> EXERCISE BRIEF
Do not carry the pictures over; copy every other part of the entries exactly.

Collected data
--- BEGIN ---

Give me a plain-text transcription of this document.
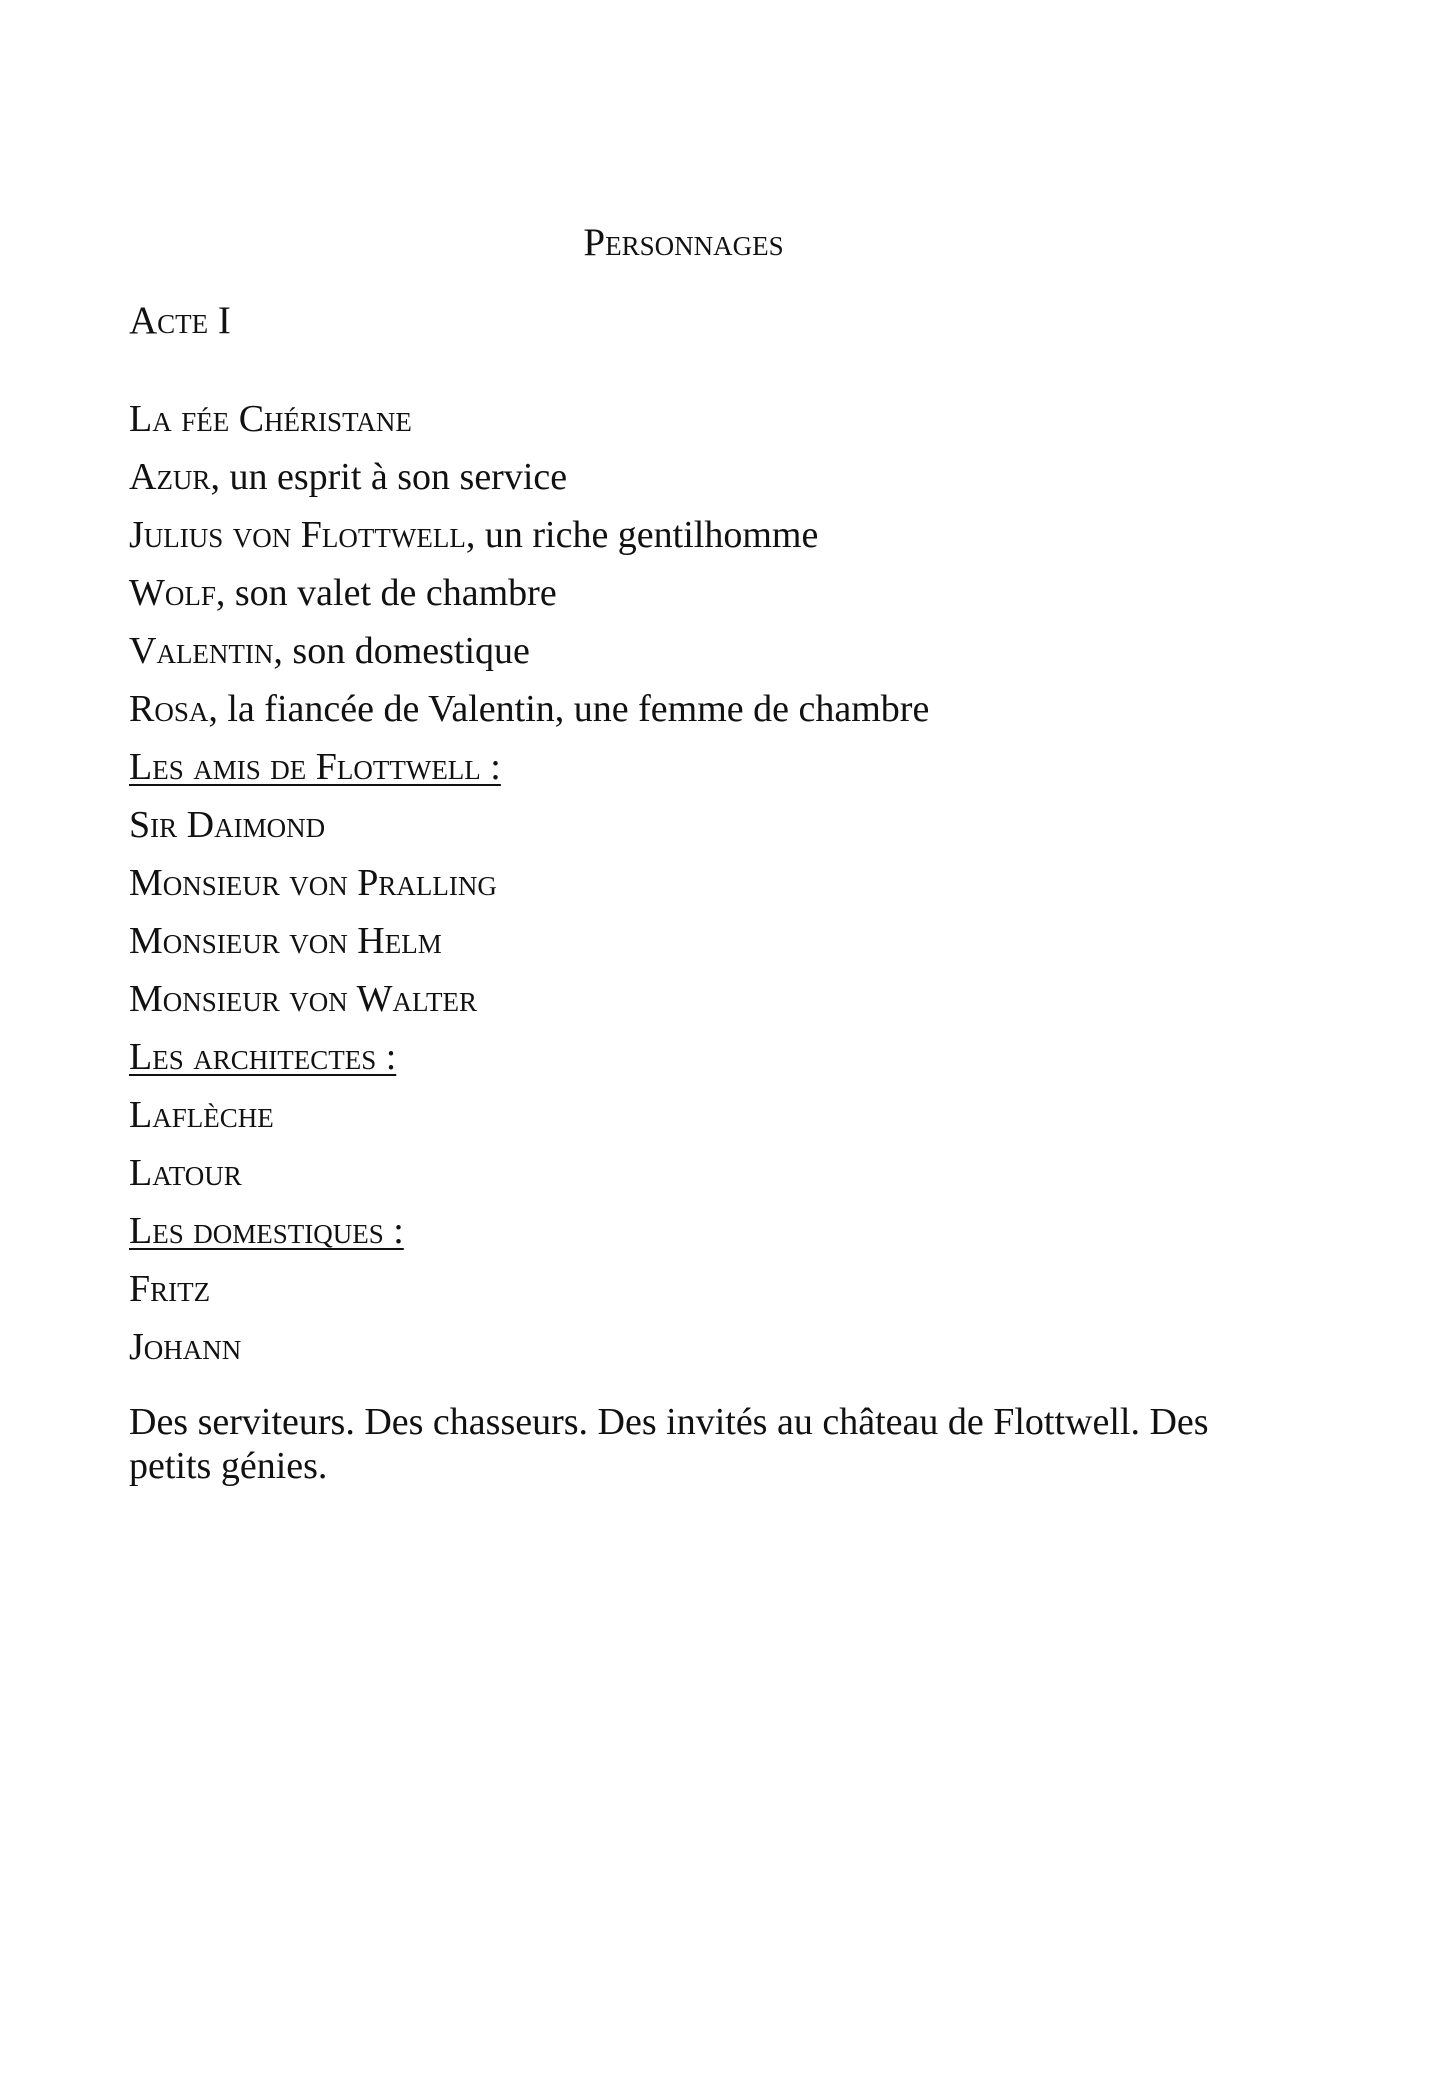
Personnages
Acte I
La fée Chéristane
Azur, un esprit à son service
Julius von Flottwell, un riche gentilhomme
Wolf, son valet de chambre
Valentin, son domestique
Rosa, la fiancée de Valentin, une femme de chambre
Les amis de Flottwell :
Sir Daimond
Monsieur von Pralling
Monsieur von Helm
Monsieur von Walter
Les architectes :
Laflèche
Latour
Les domestiques :
Fritz
Johann

Des serviteurs. Des chasseurs. Des invités au château de Flottwell. Des petits génies.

--- END ---

> CORRECT RESULT
Give me a plain-text transcription of this document.
Personnages
Acte I
La fée Chéristane
Azur, un esprit à son service
Julius von Flottwell, un riche gentilhomme
Wolf, son valet de chambre
Valentin, son domestique
Rosa, la fiancée de Valentin, une femme de chambre
Les amis de Flottwell :
Sir Daimond
Monsieur von Pralling
Monsieur von Helm
Monsieur von Walter
Les architectes :
Laflèche
Latour
Les domestiques :
Fritz
Johann

Des serviteurs. Des chasseurs. Des invités au château de Flottwell. Des petits génies.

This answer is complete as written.